→ Raw data:
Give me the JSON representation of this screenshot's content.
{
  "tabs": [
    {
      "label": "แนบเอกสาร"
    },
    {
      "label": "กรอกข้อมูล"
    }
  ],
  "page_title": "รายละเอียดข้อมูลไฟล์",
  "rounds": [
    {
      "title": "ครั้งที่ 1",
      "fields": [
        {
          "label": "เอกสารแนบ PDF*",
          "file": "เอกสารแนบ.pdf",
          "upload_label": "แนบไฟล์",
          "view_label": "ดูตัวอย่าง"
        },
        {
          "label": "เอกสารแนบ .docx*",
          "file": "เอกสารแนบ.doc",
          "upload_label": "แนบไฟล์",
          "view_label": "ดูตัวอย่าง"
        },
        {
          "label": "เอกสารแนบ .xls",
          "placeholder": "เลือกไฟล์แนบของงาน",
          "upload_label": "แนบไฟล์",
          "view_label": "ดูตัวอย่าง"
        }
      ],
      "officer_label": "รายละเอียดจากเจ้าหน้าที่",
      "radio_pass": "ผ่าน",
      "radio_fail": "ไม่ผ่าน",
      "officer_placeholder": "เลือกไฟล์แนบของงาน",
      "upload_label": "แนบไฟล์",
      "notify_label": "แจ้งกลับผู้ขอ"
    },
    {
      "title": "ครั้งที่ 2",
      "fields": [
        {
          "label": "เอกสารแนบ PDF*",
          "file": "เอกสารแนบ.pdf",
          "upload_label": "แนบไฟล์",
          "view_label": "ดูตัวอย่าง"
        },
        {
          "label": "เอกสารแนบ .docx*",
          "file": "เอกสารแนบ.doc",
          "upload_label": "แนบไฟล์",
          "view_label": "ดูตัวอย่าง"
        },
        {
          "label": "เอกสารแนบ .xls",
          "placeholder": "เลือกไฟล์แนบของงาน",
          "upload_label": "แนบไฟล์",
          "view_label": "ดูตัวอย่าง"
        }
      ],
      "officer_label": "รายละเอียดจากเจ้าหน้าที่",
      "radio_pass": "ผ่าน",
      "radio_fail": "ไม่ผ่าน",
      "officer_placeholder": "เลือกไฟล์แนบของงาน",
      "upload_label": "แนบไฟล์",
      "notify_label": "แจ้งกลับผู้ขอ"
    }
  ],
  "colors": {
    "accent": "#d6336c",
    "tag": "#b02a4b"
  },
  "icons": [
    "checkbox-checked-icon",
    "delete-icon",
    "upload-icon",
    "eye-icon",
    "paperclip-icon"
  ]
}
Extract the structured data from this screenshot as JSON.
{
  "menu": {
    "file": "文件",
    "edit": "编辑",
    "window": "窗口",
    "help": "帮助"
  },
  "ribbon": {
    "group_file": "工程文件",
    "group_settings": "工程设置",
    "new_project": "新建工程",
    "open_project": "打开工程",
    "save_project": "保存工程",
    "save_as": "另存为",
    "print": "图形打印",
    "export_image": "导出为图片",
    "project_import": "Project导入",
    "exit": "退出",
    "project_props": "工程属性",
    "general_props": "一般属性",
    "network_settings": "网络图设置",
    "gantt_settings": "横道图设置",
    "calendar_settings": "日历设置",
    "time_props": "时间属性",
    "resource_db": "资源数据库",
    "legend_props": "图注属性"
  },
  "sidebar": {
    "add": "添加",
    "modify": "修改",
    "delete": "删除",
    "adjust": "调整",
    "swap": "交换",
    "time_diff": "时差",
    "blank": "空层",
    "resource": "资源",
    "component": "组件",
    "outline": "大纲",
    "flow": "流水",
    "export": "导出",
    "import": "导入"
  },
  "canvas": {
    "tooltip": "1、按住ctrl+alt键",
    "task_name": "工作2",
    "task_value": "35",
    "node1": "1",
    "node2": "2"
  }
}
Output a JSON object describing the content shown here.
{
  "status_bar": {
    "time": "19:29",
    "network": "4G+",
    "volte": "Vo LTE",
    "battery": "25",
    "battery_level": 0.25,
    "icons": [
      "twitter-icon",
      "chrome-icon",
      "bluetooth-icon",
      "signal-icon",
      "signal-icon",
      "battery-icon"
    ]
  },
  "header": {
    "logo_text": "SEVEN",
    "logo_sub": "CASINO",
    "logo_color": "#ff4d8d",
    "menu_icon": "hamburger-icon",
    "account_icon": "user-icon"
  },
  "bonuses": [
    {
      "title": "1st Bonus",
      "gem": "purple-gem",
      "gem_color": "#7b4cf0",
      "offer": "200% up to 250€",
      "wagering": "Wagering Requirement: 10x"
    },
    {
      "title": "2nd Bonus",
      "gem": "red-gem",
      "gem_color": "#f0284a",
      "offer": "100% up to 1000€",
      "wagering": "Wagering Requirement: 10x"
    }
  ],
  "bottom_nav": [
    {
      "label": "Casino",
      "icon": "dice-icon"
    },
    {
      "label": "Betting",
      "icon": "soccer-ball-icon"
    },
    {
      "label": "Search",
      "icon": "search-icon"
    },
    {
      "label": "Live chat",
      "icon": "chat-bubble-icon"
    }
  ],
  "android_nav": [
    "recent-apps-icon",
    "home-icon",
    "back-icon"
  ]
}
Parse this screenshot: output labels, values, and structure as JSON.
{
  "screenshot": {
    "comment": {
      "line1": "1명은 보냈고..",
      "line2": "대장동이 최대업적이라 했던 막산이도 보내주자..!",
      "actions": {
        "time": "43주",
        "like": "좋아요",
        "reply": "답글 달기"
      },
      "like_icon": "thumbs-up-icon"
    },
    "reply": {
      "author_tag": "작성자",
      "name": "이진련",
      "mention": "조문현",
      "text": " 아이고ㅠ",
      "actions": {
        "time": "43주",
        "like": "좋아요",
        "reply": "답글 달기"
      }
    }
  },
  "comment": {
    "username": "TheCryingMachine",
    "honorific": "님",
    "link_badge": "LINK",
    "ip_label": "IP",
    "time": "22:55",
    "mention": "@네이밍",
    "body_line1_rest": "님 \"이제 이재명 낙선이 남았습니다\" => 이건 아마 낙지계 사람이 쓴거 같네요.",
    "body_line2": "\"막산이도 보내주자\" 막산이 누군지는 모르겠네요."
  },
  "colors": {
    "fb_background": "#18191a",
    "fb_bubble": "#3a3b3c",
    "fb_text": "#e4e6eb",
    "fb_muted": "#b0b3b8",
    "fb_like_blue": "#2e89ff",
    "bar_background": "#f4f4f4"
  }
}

→ Requirements:
Make a verbatim copy of every entry shown above.

→ The completed task:
Give me the JSON representation of this screenshot's content.
{
  "tabs": [
    {
      "label": "แนบเอกสาร"
    },
    {
      "label": "กรอกข้อมูล"
    }
  ],
  "page_title": "รายละเอียดข้อมูลไฟล์",
  "rounds": [
    {
      "title": "ครั้งที่ 1",
      "fields": [
        {
          "label": "เอกสารแนบ PDF*",
          "file": "เอกสารแนบ.pdf",
          "upload_label": "แนบไฟล์",
          "view_label": "ดูตัวอย่าง"
        },
        {
          "label": "เอกสารแนบ .docx*",
          "file": "เอกสารแนบ.doc",
          "upload_label": "แนบไฟล์",
          "view_label": "ดูตัวอย่าง"
        },
        {
          "label": "เอกสารแนบ .xls",
          "placeholder": "เลือกไฟล์แนบของงาน",
          "upload_label": "แนบไฟล์",
          "view_label": "ดูตัวอย่าง"
        }
      ],
      "officer_label": "รายละเอียดจากเจ้าหน้าที่",
      "radio_pass": "ผ่าน",
      "radio_fail": "ไม่ผ่าน",
      "officer_placeholder": "เลือกไฟล์แนบของงาน",
      "upload_label": "แนบไฟล์",
      "notify_label": "แจ้งกลับผู้ขอ"
    },
    {
      "title": "ครั้งที่ 2",
      "fields": [
        {
          "label": "เอกสารแนบ PDF*",
          "file": "เอกสารแนบ.pdf",
          "upload_label": "แนบไฟล์",
          "view_label": "ดูตัวอย่าง"
        },
        {
          "label": "เอกสารแนบ .docx*",
          "file": "เอกสารแนบ.doc",
          "upload_label": "แนบไฟล์",
          "view_label": "ดูตัวอย่าง"
        },
        {
          "label": "เอกสารแนบ .xls",
          "placeholder": "เลือกไฟล์แนบของงาน",
          "upload_label": "แนบไฟล์",
          "view_label": "ดูตัวอย่าง"
        }
      ],
      "officer_label": "รายละเอียดจากเจ้าหน้าที่",
      "radio_pass": "ผ่าน",
      "radio_fail": "ไม่ผ่าน",
      "officer_placeholder": "เลือกไฟล์แนบของงาน",
      "upload_label": "แนบไฟล์",
      "notify_label": "แจ้งกลับผู้ขอ"
    }
  ],
  "colors": {
    "accent": "#d6336c",
    "tag": "#b02a4b"
  },
  "icons": [
    "checkbox-checked-icon",
    "delete-icon",
    "upload-icon",
    "eye-icon",
    "paperclip-icon"
  ]
}
Extract the structured data from this screenshot as JSON.
{
  "menu": {
    "file": "文件",
    "edit": "编辑",
    "window": "窗口",
    "help": "帮助"
  },
  "ribbon": {
    "group_file": "工程文件",
    "group_settings": "工程设置",
    "new_project": "新建工程",
    "open_project": "打开工程",
    "save_project": "保存工程",
    "save_as": "另存为",
    "print": "图形打印",
    "export_image": "导出为图片",
    "project_import": "Project导入",
    "exit": "退出",
    "project_props": "工程属性",
    "general_props": "一般属性",
    "network_settings": "网络图设置",
    "gantt_settings": "横道图设置",
    "calendar_settings": "日历设置",
    "time_props": "时间属性",
    "resource_db": "资源数据库",
    "legend_props": "图注属性"
  },
  "sidebar": {
    "add": "添加",
    "modify": "修改",
    "delete": "删除",
    "adjust": "调整",
    "swap": "交换",
    "time_diff": "时差",
    "blank": "空层",
    "resource": "资源",
    "component": "组件",
    "outline": "大纲",
    "flow": "流水",
    "export": "导出",
    "import": "导入"
  },
  "canvas": {
    "tooltip": "1、按住ctrl+alt键",
    "task_name": "工作2",
    "task_value": "35",
    "node1": "1",
    "node2": "2"
  }
}
Output a JSON object describing the content shown here.
{
  "status_bar": {
    "time": "19:29",
    "network": "4G+",
    "volte": "Vo LTE",
    "battery": "25",
    "battery_level": 0.25,
    "icons": [
      "twitter-icon",
      "chrome-icon",
      "bluetooth-icon",
      "signal-icon",
      "signal-icon",
      "battery-icon"
    ]
  },
  "header": {
    "logo_text": "SEVEN",
    "logo_sub": "CASINO",
    "logo_color": "#ff4d8d",
    "menu_icon": "hamburger-icon",
    "account_icon": "user-icon"
  },
  "bonuses": [
    {
      "title": "1st Bonus",
      "gem": "purple-gem",
      "gem_color": "#7b4cf0",
      "offer": "200% up to 250€",
      "wagering": "Wagering Requirement: 10x"
    },
    {
      "title": "2nd Bonus",
      "gem": "red-gem",
      "gem_color": "#f0284a",
      "offer": "100% up to 1000€",
      "wagering": "Wagering Requirement: 10x"
    }
  ],
  "bottom_nav": [
    {
      "label": "Casino",
      "icon": "dice-icon"
    },
    {
      "label": "Betting",
      "icon": "soccer-ball-icon"
    },
    {
      "label": "Search",
      "icon": "search-icon"
    },
    {
      "label": "Live chat",
      "icon": "chat-bubble-icon"
    }
  ],
  "android_nav": [
    "recent-apps-icon",
    "home-icon",
    "back-icon"
  ]
}
Parse this screenshot: output labels, values, and structure as JSON.
{
  "screenshot": {
    "comment": {
      "line1": "1명은 보냈고..",
      "line2": "대장동이 최대업적이라 했던 막산이도 보내주자..!",
      "actions": {
        "time": "43주",
        "like": "좋아요",
        "reply": "답글 달기"
      },
      "like_icon": "thumbs-up-icon"
    },
    "reply": {
      "author_tag": "작성자",
      "name": "이진련",
      "mention": "조문현",
      "text": " 아이고ㅠ",
      "actions": {
        "time": "43주",
        "like": "좋아요",
        "reply": "답글 달기"
      }
    }
  },
  "comment": {
    "username": "TheCryingMachine",
    "honorific": "님",
    "link_badge": "LINK",
    "ip_label": "IP",
    "time": "22:55",
    "mention": "@네이밍",
    "body_line1_rest": "님 \"이제 이재명 낙선이 남았습니다\" => 이건 아마 낙지계 사람이 쓴거 같네요.",
    "body_line2": "\"막산이도 보내주자\" 막산이 누군지는 모르겠네요."
  },
  "colors": {
    "fb_background": "#18191a",
    "fb_bubble": "#3a3b3c",
    "fb_text": "#e4e6eb",
    "fb_muted": "#b0b3b8",
    "fb_like_blue": "#2e89ff",
    "bar_background": "#f4f4f4"
  }
}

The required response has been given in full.